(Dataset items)
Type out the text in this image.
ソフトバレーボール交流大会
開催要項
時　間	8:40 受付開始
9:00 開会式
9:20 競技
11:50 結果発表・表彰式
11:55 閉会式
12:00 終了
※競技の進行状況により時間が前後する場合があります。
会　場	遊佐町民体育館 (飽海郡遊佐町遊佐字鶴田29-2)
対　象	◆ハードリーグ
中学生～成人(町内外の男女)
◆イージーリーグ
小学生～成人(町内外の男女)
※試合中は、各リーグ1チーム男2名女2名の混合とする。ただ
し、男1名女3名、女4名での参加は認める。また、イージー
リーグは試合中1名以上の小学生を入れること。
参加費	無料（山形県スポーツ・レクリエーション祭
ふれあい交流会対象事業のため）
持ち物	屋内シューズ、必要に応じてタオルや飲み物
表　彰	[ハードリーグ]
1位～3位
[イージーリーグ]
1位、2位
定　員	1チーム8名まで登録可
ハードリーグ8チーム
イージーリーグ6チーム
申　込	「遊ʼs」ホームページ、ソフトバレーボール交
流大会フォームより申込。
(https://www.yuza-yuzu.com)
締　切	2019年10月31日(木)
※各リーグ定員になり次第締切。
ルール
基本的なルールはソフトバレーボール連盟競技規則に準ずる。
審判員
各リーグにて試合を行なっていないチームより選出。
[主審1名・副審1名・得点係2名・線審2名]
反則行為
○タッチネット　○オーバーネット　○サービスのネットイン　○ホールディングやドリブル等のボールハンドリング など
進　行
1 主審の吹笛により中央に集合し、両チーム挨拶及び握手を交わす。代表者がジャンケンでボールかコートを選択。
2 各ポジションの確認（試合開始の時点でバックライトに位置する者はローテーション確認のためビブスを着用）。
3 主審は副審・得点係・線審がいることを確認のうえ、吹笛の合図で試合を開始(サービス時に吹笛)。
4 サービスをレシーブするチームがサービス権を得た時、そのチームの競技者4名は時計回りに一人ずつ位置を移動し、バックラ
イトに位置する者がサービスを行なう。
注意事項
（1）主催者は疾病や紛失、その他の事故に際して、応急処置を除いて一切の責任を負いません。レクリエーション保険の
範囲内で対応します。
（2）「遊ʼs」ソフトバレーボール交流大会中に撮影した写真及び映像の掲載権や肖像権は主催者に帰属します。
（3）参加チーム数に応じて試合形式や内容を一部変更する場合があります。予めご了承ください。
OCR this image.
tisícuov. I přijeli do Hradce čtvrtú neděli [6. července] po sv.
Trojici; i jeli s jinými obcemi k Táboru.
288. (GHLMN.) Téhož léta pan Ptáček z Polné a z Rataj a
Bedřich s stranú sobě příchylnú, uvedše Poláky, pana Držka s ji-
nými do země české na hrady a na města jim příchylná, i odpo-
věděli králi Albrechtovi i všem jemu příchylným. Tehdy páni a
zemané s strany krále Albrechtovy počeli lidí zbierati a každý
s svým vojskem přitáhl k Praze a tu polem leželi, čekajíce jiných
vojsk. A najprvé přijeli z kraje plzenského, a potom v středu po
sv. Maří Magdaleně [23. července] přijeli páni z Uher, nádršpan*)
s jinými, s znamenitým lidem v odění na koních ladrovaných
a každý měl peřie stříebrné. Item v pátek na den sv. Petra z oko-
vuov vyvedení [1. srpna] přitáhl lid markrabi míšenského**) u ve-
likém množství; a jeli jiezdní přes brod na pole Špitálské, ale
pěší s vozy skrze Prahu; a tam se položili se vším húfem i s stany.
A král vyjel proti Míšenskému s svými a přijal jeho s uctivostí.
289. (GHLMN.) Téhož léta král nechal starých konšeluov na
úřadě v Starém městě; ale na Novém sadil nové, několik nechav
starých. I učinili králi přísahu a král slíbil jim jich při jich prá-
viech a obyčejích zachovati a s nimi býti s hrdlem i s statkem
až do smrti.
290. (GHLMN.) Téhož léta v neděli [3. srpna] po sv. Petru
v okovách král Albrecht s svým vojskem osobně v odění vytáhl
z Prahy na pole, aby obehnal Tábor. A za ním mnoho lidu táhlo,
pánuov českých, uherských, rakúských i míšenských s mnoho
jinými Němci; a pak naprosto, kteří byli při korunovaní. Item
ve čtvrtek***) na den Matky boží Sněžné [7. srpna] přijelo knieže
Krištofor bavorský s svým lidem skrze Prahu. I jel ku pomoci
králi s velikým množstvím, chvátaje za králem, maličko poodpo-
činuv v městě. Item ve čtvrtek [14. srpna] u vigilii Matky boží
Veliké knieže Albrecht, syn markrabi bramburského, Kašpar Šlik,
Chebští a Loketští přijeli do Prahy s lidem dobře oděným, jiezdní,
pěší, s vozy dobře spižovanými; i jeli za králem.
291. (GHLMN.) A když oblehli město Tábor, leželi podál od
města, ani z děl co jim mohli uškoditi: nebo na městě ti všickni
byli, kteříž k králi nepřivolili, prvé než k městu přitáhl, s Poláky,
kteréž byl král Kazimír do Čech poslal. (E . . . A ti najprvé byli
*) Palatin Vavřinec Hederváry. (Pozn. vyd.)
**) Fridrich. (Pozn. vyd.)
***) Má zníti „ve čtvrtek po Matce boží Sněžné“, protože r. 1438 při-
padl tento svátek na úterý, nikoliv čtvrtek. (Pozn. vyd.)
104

> _Your objective_:
Copy each line above containing the string "this".

> _Solved exercise_:
Type out the text in this image.
OCR this image.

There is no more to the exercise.